_EXERCISE DESCRIPTION_
Present the data once more in exactly its original form.
## start INPUT FOR THIS TASK
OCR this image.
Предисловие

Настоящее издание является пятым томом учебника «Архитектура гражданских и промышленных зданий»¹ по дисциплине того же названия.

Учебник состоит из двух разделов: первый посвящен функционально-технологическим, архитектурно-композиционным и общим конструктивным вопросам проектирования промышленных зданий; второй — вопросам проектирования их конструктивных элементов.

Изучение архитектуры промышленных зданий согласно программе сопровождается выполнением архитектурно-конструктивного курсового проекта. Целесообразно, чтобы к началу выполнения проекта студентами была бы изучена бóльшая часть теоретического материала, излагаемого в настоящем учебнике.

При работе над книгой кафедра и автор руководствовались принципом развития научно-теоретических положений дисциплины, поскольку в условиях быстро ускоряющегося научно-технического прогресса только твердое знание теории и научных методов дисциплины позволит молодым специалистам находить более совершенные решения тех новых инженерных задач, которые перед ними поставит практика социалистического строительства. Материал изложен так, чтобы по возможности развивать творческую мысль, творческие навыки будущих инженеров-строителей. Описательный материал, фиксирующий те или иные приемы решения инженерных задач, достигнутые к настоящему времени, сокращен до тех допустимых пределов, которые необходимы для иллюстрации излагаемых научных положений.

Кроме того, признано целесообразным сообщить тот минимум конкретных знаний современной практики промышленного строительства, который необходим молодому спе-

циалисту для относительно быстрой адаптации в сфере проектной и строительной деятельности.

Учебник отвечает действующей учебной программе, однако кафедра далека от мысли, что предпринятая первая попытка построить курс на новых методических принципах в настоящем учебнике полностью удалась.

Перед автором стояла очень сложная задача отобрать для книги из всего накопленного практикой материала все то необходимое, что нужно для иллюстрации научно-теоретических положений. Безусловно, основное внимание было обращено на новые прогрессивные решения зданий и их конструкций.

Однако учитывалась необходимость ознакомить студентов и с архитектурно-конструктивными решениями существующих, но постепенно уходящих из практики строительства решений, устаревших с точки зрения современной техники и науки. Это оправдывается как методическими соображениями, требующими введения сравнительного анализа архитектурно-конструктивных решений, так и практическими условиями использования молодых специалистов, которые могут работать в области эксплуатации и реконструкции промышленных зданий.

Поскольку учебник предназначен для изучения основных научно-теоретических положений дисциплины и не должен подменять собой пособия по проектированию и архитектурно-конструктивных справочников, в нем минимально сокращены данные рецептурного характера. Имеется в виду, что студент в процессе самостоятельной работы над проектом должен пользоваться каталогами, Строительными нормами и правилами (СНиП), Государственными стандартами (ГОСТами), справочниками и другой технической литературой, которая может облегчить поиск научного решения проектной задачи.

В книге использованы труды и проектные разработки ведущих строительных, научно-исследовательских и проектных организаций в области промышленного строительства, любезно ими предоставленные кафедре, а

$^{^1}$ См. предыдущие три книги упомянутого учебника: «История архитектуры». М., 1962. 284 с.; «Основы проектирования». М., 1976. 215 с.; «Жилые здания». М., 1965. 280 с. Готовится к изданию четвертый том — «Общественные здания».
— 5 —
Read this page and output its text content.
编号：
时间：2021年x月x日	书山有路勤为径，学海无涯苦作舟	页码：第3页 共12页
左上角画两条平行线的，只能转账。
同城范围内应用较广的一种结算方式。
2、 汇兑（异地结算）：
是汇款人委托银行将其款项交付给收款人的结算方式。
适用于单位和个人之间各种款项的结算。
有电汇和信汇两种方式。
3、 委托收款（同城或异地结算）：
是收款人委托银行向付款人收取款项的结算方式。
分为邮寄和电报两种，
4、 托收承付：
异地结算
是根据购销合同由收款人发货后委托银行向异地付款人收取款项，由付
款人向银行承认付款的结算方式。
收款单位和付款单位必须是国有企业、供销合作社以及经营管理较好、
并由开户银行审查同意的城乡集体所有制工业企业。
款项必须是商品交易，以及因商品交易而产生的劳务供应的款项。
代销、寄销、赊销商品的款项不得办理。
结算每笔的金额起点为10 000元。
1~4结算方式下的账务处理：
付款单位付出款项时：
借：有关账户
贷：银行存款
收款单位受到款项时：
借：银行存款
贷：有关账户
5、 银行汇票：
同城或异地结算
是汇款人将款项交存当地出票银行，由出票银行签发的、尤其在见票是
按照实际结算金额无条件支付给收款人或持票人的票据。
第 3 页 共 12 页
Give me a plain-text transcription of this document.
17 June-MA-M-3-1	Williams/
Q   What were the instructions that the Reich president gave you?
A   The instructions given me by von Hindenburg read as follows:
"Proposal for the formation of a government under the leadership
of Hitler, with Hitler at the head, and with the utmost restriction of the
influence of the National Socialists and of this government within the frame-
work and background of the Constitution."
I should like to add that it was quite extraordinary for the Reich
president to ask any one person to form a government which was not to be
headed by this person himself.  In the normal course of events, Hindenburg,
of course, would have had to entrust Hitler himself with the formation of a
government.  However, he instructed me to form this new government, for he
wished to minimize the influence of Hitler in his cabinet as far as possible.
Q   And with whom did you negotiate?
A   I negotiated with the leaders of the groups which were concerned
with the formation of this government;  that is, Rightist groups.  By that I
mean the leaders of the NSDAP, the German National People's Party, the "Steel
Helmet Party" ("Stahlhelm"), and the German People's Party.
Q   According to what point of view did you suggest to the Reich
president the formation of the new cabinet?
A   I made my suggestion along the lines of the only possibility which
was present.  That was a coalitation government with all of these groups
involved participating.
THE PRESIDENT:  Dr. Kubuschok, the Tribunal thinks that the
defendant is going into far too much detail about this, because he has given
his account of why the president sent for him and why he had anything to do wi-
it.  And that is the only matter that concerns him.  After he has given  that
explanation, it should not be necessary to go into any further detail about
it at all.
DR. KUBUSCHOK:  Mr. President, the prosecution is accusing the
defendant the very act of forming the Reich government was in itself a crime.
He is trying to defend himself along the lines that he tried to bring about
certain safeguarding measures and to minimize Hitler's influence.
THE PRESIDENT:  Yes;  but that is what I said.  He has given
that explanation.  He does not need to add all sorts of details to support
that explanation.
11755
## end INPUT FOR THIS TASK
_WRITTEN ANSWER_
OCR this image.
Предисловие

Настоящее издание является пятым томом учебника «Архитектура гражданских и промышленных зданий»¹ по дисциплине того же названия.

Учебник состоит из двух разделов: первый посвящен функционально-технологическим, архитектурно-композиционным и общим конструктивным вопросам проектирования промышленных зданий; второй — вопросам проектирования их конструктивных элементов.

Изучение архитектуры промышленных зданий согласно программе сопровождается выполнением архитектурно-конструктивного курсового проекта. Целесообразно, чтобы к началу выполнения проекта студентами была бы изучена бóльшая часть теоретического материала, излагаемого в настоящем учебнике.

При работе над книгой кафедра и автор руководствовались принципом развития научно-теоретических положений дисциплины, поскольку в условиях быстро ускоряющегося научно-технического прогресса только твердое знание теории и научных методов дисциплины позволит молодым специалистам находить более совершенные решения тех новых инженерных задач, которые перед ними поставит практика социалистического строительства. Материал изложен так, чтобы по возможности развивать творческую мысль, творческие навыки будущих инженеров-строителей. Описательный материал, фиксирующий те или иные приемы решения инженерных задач, достигнутые к настоящему времени, сокращен до тех допустимых пределов, которые необходимы для иллюстрации излагаемых научных положений.

Кроме того, признано целесообразным сообщить тот минимум конкретных знаний современной практики промышленного строительства, который необходим молодому спе-

циалисту для относительно быстрой адаптации в сфере проектной и строительной деятельности.

Учебник отвечает действующей учебной программе, однако кафедра далека от мысли, что предпринятая первая попытка построить курс на новых методических принципах в настоящем учебнике полностью удалась.

Перед автором стояла очень сложная задача отобрать для книги из всего накопленного практикой материала все то необходимое, что нужно для иллюстрации научно-теоретических положений. Безусловно, основное внимание было обращено на новые прогрессивные решения зданий и их конструкций.

Однако учитывалась необходимость ознакомить студентов и с архитектурно-конструктивными решениями существующих, но постепенно уходящих из практики строительства решений, устаревших с точки зрения современной техники и науки. Это оправдывается как методическими соображениями, требующими введения сравнительного анализа архитектурно-конструктивных решений, так и практическими условиями использования молодых специалистов, которые могут работать в области эксплуатации и реконструкции промышленных зданий.

Поскольку учебник предназначен для изучения основных научно-теоретических положений дисциплины и не должен подменять собой пособия по проектированию и архитектурно-конструктивных справочников, в нем минимально сокращены данные рецептурного характера. Имеется в виду, что студент в процессе самостоятельной работы над проектом должен пользоваться каталогами, Строительными нормами и правилами (СНиП), Государственными стандартами (ГОСТами), справочниками и другой технической литературой, которая может облегчить поиск научного решения проектной задачи.

В книге использованы труды и проектные разработки ведущих строительных, научно-исследовательских и проектных организаций в области промышленного строительства, любезно ими предоставленные кафедре, а

$^{^1}$ См. предыдущие три книги упомянутого учебника: «История архитектуры». М., 1962. 284 с.; «Основы проектирования». М., 1976. 215 с.; «Жилые здания». М., 1965. 280 с. Готовится к изданию четвертый том — «Общественные здания».
— 5 —
Read this page and output its text content.
编号：
时间：2021年x月x日	书山有路勤为径，学海无涯苦作舟	页码：第3页 共12页
左上角画两条平行线的，只能转账。
同城范围内应用较广的一种结算方式。
2、 汇兑（异地结算）：
是汇款人委托银行将其款项交付给收款人的结算方式。
适用于单位和个人之间各种款项的结算。
有电汇和信汇两种方式。
3、 委托收款（同城或异地结算）：
是收款人委托银行向付款人收取款项的结算方式。
分为邮寄和电报两种，
4、 托收承付：
异地结算
是根据购销合同由收款人发货后委托银行向异地付款人收取款项，由付
款人向银行承认付款的结算方式。
收款单位和付款单位必须是国有企业、供销合作社以及经营管理较好、
并由开户银行审查同意的城乡集体所有制工业企业。
款项必须是商品交易，以及因商品交易而产生的劳务供应的款项。
代销、寄销、赊销商品的款项不得办理。
结算每笔的金额起点为10 000元。
1~4结算方式下的账务处理：
付款单位付出款项时：
借：有关账户
贷：银行存款
收款单位受到款项时：
借：银行存款
贷：有关账户
5、 银行汇票：
同城或异地结算
是汇款人将款项交存当地出票银行，由出票银行签发的、尤其在见票是
按照实际结算金额无条件支付给收款人或持票人的票据。
第 3 页 共 12 页
Give me a plain-text transcription of this document.
17 June-MA-M-3-1	Williams/
Q   What were the instructions that the Reich president gave you?
A   The instructions given me by von Hindenburg read as follows:
"Proposal for the formation of a government under the leadership
of Hitler, with Hitler at the head, and with the utmost restriction of the
influence of the National Socialists and of this government within the frame-
work and background of the Constitution."
I should like to add that it was quite extraordinary for the Reich
president to ask any one person to form a government which was not to be
headed by this person himself.  In the normal course of events, Hindenburg,
of course, would have had to entrust Hitler himself with the formation of a
government.  However, he instructed me to form this new government, for he
wished to minimize the influence of Hitler in his cabinet as far as possible.
Q   And with whom did you negotiate?
A   I negotiated with the leaders of the groups which were concerned
with the formation of this government;  that is, Rightist groups.  By that I
mean the leaders of the NSDAP, the German National People's Party, the "Steel
Helmet Party" ("Stahlhelm"), and the German People's Party.
Q   According to what point of view did you suggest to the Reich
president the formation of the new cabinet?
A   I made my suggestion along the lines of the only possibility which
was present.  That was a coalitation government with all of these groups
involved participating.
THE PRESIDENT:  Dr. Kubuschok, the Tribunal thinks that the
defendant is going into far too much detail about this, because he has given
his account of why the president sent for him and why he had anything to do wi-
it.  And that is the only matter that concerns him.  After he has given  that
explanation, it should not be necessary to go into any further detail about
it at all.
DR. KUBUSCHOK:  Mr. President, the prosecution is accusing the
defendant the very act of forming the Reich government was in itself a crime.
He is trying to defend himself along the lines that he tried to bring about
certain safeguarding measures and to minimize Hitler's influence.
THE PRESIDENT:  Yes;  but that is what I said.  He has given
that explanation.  He does not need to add all sorts of details to support
that explanation.
11755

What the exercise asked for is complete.